What is expected. Answer with a single number: the count of lines that include the string "true".

Supplied material.
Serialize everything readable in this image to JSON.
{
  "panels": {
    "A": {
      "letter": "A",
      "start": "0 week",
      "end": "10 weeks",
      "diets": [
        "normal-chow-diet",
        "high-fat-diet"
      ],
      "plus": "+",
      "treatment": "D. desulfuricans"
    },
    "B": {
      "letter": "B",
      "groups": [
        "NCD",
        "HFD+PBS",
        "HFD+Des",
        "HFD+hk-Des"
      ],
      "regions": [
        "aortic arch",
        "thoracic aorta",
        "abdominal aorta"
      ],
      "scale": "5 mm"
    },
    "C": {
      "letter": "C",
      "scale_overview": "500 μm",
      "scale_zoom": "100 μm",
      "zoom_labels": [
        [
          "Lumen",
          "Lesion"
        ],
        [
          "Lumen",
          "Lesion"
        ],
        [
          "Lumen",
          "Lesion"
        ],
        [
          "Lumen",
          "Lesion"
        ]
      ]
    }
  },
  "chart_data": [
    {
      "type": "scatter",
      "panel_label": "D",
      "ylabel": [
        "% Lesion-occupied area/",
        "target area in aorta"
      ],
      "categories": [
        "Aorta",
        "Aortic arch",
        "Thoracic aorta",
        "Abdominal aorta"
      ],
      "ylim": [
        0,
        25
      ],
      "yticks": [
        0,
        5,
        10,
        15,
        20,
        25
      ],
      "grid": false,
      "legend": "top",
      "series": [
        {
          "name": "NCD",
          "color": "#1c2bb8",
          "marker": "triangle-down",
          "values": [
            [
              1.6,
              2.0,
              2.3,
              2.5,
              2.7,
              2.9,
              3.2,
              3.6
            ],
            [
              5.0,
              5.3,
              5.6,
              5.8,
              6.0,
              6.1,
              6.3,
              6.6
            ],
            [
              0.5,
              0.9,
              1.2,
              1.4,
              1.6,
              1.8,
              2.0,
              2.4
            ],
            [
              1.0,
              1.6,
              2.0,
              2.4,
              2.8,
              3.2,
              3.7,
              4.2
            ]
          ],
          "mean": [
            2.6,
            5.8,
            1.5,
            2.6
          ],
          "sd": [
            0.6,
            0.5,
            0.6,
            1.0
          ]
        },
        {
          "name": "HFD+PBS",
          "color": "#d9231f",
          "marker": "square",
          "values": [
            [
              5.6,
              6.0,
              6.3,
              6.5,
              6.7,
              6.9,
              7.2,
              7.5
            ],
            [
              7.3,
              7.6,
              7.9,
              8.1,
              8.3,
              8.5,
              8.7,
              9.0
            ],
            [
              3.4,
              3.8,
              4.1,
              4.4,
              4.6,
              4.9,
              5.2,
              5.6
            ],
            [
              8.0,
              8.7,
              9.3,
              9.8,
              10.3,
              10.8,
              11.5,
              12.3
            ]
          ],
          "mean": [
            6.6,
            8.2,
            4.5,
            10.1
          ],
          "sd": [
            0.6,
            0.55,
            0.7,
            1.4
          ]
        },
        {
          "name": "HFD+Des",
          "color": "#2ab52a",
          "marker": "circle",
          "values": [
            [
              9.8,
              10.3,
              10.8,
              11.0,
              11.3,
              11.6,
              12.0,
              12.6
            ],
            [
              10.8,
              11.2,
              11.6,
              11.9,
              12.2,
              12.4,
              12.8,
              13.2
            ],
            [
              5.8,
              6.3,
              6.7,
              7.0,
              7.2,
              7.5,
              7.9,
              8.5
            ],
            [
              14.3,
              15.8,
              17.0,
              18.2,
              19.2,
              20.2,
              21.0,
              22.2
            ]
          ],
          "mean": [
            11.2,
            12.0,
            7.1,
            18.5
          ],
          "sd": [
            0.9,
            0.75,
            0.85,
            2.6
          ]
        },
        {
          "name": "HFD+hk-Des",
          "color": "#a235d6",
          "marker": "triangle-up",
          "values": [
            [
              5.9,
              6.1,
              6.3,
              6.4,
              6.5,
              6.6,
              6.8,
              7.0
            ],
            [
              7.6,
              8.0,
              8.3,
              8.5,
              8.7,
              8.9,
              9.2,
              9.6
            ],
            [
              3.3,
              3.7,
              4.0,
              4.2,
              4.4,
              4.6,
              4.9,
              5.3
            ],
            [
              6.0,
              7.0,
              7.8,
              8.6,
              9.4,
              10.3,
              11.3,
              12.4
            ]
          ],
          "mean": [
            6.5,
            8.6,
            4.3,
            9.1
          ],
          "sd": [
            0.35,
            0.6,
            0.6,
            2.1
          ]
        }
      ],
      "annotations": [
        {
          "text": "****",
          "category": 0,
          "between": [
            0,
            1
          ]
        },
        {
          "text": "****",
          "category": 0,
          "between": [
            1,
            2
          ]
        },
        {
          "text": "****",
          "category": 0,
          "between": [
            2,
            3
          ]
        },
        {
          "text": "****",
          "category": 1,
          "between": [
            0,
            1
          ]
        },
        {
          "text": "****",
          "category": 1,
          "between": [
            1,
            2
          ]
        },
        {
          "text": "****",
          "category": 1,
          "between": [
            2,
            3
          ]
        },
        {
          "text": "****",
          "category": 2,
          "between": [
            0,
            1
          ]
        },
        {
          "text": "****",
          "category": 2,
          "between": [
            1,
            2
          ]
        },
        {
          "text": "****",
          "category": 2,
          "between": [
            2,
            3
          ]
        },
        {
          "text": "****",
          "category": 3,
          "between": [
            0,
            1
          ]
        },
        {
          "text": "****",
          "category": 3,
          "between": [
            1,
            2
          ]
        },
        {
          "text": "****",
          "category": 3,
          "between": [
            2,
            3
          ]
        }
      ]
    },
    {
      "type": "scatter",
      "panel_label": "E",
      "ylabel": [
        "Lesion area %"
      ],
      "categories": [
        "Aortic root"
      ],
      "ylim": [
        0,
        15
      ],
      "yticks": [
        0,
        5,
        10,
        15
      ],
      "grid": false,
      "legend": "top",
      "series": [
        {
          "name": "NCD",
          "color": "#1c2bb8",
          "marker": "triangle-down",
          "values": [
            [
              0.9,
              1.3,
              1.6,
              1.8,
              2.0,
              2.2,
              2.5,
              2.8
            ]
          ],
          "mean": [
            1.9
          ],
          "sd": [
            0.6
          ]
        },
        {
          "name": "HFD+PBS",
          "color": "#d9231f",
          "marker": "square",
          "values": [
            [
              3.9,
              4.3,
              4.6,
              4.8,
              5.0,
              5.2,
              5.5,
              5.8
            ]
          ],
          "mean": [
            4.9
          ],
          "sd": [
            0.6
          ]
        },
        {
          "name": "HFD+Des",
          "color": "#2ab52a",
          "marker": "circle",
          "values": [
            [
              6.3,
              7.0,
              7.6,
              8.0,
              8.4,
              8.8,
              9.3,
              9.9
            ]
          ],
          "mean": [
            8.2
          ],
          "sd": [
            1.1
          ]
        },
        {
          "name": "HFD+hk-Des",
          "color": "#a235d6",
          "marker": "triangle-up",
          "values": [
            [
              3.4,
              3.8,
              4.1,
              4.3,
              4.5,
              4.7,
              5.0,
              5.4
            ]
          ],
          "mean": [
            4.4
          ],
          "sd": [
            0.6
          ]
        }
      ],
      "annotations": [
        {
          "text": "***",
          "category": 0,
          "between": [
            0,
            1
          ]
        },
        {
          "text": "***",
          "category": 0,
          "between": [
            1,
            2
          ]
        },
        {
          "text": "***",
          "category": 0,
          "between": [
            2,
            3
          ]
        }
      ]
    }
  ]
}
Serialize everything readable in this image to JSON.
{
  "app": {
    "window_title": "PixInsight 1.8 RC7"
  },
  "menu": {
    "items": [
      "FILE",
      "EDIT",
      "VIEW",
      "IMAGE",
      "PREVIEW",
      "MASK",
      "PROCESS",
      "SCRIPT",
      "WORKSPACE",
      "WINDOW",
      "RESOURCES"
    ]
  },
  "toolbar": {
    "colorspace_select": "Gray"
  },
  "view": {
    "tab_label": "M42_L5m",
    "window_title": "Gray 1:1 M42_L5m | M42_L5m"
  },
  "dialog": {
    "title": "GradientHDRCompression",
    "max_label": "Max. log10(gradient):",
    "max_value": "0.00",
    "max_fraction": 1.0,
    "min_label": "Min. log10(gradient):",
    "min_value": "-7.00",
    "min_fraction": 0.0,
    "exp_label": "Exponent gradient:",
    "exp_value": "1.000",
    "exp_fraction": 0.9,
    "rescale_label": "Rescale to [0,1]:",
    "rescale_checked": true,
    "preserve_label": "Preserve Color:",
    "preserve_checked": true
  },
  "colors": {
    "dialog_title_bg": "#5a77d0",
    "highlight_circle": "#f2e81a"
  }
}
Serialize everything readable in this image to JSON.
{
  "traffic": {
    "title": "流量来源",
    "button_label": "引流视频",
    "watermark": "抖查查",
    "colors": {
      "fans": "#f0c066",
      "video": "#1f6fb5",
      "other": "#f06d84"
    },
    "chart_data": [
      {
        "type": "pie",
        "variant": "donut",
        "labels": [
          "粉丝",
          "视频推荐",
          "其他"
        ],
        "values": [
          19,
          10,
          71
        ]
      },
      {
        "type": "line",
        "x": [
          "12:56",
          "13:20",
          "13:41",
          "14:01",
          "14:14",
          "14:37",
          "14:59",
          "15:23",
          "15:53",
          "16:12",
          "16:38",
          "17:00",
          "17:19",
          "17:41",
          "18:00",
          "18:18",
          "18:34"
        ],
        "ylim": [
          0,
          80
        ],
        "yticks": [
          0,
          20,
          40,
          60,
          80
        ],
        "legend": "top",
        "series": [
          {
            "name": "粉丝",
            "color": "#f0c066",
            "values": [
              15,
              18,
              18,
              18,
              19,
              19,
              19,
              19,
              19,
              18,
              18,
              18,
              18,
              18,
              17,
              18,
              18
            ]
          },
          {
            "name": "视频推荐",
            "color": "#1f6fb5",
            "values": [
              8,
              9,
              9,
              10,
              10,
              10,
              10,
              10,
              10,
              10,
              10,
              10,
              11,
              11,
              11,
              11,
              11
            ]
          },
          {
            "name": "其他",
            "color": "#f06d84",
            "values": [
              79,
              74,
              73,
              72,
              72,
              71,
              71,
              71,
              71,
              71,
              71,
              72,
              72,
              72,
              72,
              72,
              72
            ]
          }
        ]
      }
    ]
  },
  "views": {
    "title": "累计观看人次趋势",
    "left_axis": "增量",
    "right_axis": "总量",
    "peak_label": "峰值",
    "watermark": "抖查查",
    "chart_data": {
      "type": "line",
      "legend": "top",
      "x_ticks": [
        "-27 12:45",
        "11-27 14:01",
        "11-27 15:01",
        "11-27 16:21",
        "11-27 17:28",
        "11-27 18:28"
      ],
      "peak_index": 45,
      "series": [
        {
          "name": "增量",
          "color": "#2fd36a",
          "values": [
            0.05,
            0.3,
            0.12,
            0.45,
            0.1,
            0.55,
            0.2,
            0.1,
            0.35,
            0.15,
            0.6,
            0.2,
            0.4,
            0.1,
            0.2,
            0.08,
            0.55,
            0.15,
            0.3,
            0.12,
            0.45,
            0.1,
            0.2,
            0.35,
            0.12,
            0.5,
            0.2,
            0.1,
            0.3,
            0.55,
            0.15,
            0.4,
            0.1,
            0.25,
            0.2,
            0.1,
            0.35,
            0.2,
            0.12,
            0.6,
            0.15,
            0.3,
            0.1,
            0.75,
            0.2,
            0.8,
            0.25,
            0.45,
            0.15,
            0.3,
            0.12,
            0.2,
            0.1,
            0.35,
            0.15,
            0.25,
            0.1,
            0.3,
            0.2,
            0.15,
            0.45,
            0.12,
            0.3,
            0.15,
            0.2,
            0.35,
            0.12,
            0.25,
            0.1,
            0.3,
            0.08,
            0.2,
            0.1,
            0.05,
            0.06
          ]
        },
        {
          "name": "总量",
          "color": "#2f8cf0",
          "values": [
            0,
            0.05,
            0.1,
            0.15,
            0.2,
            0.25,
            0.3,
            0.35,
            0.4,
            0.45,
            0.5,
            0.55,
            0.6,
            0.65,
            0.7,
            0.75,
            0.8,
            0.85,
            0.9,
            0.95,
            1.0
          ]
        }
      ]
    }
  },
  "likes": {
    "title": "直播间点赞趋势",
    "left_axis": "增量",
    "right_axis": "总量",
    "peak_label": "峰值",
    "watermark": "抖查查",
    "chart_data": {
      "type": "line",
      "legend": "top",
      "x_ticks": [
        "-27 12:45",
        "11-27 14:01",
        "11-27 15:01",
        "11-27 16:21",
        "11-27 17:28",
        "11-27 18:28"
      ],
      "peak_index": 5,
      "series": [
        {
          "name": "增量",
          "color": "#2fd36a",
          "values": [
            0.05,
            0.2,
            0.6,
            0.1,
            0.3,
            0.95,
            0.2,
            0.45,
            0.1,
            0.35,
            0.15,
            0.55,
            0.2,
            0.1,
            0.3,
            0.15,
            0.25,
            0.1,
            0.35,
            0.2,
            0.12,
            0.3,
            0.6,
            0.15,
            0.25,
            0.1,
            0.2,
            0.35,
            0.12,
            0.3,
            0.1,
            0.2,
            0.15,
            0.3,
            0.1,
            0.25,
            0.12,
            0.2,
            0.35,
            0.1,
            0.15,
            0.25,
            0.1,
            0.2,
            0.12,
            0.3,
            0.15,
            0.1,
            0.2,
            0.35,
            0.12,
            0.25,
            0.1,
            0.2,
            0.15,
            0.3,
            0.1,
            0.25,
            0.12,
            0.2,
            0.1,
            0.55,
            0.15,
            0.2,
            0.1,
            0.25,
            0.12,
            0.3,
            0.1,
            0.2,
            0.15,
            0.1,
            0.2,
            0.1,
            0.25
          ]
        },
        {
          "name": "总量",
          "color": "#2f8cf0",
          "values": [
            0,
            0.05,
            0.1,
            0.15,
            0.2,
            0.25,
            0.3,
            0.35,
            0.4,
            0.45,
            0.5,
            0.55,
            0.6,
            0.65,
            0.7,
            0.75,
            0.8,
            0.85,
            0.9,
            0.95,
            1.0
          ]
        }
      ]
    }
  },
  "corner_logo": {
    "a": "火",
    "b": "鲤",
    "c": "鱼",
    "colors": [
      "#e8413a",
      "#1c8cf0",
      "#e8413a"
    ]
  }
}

Output for this exercise. 2